[start DATA FOR THIS EXERCISE]
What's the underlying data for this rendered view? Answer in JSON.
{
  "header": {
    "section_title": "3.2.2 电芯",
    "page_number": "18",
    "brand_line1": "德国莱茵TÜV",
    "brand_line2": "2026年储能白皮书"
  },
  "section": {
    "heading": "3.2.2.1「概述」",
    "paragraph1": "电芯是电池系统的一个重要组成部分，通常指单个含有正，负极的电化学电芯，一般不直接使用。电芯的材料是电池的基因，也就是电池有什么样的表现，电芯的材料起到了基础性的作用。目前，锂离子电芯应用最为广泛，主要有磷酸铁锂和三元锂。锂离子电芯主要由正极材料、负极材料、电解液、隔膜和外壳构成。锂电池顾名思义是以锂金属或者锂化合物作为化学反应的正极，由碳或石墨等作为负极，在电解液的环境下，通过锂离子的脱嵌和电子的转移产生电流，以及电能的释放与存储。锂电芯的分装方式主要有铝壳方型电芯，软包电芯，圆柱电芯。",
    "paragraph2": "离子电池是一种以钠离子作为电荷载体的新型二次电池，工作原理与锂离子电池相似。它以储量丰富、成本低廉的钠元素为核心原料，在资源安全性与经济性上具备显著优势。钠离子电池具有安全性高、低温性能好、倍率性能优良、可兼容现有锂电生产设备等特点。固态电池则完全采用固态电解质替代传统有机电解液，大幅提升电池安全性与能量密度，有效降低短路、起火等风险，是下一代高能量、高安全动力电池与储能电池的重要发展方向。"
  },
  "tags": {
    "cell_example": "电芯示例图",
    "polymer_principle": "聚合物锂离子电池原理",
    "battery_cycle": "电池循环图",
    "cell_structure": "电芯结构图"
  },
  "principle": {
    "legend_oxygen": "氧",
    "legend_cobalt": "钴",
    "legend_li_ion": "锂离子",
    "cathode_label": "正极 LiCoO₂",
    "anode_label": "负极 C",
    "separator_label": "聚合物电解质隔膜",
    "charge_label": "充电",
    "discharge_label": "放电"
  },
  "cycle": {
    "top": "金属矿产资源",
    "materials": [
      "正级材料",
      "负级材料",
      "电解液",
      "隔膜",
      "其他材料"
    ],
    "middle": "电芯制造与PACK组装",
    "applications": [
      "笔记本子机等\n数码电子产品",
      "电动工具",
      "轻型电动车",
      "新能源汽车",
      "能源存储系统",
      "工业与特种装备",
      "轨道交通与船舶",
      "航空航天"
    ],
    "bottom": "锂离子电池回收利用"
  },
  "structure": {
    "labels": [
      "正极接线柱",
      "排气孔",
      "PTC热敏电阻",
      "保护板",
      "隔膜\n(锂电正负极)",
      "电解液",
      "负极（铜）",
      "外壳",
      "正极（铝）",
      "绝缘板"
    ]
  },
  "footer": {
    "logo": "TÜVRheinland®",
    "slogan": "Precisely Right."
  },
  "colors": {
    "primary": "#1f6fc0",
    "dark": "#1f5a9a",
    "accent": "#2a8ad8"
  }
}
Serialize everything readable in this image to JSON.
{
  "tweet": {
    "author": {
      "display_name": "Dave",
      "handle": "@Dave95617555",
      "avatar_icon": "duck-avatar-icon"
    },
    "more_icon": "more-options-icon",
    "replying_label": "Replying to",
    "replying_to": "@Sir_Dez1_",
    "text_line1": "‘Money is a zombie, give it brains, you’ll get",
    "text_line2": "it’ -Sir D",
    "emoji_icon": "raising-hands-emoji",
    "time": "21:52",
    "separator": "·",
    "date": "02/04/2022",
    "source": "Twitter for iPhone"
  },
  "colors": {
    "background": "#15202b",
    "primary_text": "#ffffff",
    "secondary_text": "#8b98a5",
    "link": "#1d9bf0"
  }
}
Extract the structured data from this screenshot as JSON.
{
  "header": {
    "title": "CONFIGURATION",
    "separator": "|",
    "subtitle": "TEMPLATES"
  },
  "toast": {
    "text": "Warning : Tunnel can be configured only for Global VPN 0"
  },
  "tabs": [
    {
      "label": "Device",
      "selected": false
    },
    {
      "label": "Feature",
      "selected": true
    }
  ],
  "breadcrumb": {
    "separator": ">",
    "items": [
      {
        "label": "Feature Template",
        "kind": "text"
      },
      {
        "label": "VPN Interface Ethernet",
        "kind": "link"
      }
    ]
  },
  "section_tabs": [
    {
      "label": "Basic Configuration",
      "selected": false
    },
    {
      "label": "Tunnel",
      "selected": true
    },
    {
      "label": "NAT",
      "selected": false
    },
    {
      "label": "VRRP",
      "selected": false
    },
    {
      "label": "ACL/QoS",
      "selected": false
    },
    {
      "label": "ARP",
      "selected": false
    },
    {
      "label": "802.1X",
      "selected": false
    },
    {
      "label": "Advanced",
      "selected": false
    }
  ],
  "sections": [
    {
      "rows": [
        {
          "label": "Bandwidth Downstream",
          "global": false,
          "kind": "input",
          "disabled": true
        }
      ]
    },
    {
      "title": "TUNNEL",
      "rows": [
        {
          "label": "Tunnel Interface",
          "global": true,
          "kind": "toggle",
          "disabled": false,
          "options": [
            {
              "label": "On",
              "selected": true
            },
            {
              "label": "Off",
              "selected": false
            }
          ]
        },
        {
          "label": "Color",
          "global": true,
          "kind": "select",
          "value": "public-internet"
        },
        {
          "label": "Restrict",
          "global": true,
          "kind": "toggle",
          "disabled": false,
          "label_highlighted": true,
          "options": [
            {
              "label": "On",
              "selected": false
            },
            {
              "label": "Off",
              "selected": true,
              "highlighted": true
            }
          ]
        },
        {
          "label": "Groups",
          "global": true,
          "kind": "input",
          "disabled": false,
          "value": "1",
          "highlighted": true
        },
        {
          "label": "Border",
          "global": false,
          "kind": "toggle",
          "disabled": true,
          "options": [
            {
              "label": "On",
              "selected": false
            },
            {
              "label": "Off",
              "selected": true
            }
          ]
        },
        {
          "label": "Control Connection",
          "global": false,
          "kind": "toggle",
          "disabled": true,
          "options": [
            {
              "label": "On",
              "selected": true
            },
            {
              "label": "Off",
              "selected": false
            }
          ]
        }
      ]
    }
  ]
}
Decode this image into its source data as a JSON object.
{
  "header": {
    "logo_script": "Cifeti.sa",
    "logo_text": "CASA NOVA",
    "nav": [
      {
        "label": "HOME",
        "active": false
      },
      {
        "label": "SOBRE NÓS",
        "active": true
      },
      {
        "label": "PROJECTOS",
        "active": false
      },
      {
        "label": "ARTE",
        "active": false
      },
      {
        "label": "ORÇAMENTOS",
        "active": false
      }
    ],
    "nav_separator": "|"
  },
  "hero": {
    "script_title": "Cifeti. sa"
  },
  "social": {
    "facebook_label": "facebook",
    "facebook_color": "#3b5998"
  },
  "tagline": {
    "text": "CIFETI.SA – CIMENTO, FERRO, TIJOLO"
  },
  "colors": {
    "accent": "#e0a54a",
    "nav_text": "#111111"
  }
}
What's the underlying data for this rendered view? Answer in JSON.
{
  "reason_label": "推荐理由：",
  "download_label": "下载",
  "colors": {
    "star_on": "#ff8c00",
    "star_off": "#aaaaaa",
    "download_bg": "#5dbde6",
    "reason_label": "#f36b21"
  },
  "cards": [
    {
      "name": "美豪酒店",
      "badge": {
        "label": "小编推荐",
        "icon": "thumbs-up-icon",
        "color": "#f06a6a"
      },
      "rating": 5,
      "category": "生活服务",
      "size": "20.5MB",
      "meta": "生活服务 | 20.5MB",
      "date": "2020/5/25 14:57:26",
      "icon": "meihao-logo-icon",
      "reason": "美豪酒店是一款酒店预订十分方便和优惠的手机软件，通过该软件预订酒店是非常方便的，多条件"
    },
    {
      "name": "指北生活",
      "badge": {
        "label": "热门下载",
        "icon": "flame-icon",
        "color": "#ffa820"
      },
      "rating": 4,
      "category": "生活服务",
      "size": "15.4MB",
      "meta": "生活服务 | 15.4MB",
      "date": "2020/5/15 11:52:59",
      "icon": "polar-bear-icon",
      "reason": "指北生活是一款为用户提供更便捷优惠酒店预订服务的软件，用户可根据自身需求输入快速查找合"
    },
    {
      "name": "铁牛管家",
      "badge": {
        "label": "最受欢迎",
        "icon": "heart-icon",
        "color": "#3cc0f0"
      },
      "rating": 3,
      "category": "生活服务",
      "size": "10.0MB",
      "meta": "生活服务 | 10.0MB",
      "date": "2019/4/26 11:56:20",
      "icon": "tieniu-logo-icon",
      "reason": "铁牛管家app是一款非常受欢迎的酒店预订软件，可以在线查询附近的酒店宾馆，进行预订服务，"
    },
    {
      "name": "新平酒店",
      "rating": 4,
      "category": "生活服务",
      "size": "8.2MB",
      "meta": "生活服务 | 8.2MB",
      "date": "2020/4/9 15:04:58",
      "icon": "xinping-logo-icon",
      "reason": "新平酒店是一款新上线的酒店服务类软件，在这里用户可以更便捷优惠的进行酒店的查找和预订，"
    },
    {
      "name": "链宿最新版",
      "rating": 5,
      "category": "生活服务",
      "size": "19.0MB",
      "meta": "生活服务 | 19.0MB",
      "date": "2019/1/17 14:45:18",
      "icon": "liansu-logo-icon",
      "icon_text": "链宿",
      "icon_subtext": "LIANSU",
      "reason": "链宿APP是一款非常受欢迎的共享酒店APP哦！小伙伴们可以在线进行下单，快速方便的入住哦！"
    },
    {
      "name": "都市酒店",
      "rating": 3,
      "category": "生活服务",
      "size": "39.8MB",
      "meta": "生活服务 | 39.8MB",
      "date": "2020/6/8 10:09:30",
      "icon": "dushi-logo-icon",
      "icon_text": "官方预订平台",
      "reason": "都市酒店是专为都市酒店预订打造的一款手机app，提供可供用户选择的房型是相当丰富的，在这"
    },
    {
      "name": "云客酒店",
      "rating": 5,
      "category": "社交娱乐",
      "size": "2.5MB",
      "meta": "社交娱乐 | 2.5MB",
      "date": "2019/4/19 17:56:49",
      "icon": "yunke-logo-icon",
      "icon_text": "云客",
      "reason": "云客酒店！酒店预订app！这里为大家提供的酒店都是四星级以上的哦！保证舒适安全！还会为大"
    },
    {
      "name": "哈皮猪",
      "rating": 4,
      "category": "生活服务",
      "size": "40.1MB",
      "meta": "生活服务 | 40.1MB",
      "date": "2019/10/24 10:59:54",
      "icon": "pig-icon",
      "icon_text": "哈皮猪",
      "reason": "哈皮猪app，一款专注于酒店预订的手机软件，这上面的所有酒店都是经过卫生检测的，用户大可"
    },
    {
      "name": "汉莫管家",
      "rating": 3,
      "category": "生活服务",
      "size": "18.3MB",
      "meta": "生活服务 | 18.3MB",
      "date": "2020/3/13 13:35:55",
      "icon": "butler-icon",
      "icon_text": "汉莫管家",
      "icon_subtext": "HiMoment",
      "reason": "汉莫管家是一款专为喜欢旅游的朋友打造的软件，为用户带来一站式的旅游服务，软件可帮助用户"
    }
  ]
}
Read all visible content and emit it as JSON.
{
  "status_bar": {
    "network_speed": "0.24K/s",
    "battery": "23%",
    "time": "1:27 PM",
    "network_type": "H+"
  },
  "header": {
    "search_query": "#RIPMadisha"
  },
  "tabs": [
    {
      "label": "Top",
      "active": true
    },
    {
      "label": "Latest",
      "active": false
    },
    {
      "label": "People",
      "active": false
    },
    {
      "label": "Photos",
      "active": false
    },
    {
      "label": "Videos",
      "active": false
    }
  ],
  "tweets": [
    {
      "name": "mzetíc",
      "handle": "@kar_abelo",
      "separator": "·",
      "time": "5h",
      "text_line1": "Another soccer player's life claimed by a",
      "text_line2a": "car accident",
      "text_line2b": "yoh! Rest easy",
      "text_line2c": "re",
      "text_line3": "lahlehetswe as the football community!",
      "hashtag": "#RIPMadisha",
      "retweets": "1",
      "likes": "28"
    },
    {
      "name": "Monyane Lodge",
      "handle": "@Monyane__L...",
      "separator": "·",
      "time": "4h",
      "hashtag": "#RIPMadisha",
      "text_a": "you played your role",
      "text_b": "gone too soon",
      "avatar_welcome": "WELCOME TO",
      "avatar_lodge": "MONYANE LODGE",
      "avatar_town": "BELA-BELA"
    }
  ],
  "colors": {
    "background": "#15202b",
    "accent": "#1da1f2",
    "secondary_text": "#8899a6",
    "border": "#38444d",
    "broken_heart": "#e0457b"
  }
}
[end DATA FOR THIS EXERCISE]
#### WHAT TO PRODUCE
Spot every line that holds "Feature" and copy it.

#### RESPONSE TO THIS TASK
      "label": "Feature",
        "label": "Feature Template",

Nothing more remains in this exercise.